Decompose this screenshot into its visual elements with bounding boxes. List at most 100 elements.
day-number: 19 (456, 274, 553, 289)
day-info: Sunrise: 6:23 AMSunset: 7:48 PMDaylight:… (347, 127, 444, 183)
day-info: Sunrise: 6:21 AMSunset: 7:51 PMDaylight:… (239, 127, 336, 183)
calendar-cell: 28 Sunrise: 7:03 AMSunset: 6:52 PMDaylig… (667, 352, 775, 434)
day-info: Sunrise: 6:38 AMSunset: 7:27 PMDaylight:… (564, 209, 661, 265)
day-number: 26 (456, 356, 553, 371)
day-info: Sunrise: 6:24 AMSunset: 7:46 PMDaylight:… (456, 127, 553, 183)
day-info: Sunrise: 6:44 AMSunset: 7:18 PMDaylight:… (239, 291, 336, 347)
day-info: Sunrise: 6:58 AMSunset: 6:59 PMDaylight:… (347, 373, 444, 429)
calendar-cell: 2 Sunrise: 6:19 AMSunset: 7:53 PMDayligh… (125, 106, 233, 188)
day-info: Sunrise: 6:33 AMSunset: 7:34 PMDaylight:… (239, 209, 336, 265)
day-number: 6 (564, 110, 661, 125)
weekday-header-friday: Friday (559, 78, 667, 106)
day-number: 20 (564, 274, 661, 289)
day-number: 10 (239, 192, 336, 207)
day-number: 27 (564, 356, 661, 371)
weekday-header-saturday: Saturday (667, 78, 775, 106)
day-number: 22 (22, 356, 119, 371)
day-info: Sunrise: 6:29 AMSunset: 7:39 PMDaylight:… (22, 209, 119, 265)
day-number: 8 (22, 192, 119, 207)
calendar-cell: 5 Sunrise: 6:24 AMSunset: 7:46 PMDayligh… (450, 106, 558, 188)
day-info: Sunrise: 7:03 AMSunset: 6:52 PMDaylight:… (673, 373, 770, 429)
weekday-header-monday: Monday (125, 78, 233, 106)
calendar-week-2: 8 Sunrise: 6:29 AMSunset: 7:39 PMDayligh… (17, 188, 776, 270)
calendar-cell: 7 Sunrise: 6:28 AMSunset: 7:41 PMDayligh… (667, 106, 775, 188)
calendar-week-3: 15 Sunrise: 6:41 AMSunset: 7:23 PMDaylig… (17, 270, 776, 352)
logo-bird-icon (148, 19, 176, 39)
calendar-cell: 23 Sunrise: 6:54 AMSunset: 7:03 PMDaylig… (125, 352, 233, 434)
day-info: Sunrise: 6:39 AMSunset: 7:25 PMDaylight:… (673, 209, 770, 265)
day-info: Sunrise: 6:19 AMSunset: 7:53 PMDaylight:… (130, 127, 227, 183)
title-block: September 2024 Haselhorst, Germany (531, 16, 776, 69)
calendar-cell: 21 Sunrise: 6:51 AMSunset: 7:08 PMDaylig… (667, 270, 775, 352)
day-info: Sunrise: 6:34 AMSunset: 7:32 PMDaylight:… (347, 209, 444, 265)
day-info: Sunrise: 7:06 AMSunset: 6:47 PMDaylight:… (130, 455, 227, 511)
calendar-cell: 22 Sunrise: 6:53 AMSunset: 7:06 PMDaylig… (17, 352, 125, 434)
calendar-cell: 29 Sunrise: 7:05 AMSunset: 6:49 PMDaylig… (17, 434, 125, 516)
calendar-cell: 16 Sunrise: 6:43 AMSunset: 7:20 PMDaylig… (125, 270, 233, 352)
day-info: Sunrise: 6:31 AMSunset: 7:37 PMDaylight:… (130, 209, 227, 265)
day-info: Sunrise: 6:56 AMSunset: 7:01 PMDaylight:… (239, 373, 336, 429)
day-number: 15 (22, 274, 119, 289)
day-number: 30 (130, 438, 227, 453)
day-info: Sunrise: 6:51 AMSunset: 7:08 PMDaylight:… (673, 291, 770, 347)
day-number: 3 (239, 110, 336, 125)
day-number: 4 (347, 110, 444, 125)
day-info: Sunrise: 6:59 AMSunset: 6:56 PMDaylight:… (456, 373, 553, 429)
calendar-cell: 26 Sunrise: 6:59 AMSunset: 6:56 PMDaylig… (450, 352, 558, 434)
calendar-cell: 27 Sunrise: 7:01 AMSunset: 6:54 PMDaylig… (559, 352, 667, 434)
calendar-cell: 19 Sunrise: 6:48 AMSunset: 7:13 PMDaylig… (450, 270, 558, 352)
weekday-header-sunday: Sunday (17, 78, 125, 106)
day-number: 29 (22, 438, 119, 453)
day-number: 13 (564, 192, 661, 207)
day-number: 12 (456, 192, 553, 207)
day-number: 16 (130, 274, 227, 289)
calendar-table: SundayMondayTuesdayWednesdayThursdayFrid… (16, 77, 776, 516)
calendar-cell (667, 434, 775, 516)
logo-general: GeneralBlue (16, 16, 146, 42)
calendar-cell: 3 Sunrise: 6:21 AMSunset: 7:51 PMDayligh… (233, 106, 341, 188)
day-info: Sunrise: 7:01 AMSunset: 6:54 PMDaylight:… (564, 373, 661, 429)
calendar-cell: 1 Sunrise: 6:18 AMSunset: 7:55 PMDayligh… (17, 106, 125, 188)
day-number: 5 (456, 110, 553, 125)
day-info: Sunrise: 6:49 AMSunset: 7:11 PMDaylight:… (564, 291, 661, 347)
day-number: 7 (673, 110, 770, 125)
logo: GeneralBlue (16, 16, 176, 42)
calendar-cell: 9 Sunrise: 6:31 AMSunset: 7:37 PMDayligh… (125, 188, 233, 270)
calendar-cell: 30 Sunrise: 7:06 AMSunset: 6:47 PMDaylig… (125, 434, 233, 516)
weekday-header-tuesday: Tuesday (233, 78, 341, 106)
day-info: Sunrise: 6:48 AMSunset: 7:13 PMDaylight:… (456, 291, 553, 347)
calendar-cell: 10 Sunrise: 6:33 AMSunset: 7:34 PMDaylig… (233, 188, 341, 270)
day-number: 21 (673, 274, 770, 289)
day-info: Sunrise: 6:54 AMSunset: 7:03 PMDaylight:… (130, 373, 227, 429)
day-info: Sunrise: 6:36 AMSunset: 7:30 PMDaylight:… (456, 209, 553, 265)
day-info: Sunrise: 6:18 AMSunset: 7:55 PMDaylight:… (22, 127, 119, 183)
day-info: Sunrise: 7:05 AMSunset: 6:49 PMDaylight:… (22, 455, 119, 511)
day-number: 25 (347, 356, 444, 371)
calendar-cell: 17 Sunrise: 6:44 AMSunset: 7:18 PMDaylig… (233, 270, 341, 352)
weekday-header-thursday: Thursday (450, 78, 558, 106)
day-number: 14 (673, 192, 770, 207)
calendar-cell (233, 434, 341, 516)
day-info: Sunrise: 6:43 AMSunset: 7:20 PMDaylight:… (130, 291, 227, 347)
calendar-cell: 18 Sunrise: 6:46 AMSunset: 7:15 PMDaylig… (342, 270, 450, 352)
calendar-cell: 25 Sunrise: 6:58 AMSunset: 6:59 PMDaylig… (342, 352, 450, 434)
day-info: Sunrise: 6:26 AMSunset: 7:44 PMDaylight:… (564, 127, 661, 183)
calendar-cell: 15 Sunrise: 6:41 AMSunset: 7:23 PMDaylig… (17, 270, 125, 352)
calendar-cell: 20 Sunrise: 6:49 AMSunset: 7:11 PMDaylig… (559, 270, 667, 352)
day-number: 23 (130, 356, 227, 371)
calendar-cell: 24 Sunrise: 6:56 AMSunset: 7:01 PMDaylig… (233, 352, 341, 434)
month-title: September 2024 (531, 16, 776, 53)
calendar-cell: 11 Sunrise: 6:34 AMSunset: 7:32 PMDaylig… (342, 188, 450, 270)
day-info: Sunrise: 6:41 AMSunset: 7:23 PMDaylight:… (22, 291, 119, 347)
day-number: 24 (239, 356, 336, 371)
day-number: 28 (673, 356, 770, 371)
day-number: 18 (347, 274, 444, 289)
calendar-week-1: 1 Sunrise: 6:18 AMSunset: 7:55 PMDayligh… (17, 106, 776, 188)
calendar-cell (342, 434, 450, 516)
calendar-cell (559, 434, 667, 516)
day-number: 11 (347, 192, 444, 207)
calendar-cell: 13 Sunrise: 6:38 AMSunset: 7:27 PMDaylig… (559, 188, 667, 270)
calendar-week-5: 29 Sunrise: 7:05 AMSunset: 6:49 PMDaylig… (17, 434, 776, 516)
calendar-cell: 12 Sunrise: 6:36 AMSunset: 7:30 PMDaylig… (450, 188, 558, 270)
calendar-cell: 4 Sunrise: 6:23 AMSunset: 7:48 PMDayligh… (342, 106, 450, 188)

What is required => Please count the lines in the items above that contain the string "GeneralBlue", treating case as significant, and give only the number.

Worked answer => 2